_BRIEF:_ Look through the listing below and report how many lines contain "color", as a bare number.

+++ RECORDS SUPPLIED +++

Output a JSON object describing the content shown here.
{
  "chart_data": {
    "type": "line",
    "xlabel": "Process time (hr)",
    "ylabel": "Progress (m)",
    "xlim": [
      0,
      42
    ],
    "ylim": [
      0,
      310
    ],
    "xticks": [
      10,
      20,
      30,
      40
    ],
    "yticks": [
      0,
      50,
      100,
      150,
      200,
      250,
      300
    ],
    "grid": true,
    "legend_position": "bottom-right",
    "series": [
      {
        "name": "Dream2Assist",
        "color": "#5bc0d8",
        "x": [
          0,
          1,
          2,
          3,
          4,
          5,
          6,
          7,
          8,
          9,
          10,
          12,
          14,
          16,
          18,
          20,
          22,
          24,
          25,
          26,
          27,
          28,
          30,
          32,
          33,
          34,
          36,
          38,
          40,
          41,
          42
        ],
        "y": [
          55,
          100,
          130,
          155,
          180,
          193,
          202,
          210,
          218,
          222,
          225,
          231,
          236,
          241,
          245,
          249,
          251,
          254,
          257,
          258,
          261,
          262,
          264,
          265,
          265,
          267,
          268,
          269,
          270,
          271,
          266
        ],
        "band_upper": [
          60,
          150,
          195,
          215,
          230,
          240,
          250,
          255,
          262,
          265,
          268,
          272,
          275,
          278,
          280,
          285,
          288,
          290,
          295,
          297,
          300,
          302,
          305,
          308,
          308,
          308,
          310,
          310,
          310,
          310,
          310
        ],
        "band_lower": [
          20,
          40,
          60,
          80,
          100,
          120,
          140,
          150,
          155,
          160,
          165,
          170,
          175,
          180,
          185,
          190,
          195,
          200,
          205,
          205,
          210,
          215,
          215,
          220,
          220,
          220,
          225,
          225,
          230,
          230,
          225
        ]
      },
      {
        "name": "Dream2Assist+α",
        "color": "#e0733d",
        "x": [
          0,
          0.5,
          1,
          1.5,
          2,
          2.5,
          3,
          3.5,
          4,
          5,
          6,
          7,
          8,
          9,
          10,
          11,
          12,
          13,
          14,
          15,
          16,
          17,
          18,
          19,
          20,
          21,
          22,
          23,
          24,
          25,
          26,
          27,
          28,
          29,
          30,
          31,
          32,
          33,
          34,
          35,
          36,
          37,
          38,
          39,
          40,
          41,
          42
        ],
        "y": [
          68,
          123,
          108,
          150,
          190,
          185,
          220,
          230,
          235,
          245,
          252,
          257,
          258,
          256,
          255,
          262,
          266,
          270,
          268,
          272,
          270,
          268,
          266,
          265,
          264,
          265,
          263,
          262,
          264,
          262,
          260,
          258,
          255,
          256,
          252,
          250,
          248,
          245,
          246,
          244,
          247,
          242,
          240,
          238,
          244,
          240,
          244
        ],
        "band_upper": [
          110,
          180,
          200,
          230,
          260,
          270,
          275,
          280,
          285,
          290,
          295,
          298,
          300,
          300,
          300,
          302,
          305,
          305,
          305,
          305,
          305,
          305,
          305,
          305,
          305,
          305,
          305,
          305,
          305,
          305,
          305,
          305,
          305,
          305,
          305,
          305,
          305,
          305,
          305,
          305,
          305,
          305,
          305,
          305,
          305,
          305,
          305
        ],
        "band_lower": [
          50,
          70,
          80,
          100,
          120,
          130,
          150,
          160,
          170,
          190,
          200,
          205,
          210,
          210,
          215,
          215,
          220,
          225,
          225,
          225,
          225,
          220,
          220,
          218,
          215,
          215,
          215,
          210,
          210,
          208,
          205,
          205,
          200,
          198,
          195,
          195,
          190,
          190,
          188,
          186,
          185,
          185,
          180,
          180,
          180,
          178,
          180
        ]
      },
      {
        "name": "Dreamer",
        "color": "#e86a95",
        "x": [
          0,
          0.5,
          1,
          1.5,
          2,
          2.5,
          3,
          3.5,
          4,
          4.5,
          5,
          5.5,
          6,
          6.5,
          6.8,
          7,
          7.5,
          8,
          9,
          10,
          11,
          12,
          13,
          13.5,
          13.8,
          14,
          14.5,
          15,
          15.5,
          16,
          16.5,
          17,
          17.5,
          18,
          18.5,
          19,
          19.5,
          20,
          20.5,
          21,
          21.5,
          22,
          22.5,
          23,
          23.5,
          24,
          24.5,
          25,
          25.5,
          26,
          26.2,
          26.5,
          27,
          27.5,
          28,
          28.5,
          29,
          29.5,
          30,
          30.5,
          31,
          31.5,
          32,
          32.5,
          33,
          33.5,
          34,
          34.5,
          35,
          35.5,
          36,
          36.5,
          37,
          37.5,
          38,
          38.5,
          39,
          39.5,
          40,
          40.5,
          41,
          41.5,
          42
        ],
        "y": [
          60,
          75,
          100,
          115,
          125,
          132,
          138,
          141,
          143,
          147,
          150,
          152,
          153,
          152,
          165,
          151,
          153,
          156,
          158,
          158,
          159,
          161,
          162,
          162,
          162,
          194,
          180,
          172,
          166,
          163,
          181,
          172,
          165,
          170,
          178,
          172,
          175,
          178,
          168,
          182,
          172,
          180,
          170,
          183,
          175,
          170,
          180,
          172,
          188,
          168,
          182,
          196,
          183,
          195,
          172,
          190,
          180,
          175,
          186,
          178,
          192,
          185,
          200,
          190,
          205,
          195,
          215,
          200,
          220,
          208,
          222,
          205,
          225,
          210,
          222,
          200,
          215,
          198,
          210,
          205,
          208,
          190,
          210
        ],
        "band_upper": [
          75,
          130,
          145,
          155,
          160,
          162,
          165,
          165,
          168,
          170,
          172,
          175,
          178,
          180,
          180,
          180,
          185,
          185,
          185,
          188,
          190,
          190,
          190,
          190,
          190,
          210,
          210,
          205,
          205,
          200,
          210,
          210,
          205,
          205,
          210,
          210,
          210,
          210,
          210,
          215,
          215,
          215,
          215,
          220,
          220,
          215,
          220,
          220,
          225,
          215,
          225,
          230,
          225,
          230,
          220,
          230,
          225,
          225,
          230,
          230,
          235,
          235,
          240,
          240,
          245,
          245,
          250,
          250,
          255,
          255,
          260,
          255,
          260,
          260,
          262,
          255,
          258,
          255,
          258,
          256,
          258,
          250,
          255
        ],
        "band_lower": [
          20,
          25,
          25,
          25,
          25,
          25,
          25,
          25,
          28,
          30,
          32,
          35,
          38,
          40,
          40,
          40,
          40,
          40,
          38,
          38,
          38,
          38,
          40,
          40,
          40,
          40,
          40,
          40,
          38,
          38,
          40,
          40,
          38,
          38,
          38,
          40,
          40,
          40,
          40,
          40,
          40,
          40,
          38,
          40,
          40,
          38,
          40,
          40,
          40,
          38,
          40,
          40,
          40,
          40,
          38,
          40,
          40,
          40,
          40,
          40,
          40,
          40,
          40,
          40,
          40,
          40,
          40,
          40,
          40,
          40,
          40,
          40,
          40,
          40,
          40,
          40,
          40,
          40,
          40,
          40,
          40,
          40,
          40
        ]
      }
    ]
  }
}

+++

_ANSWER FOR THIS EXERCISE:_ 3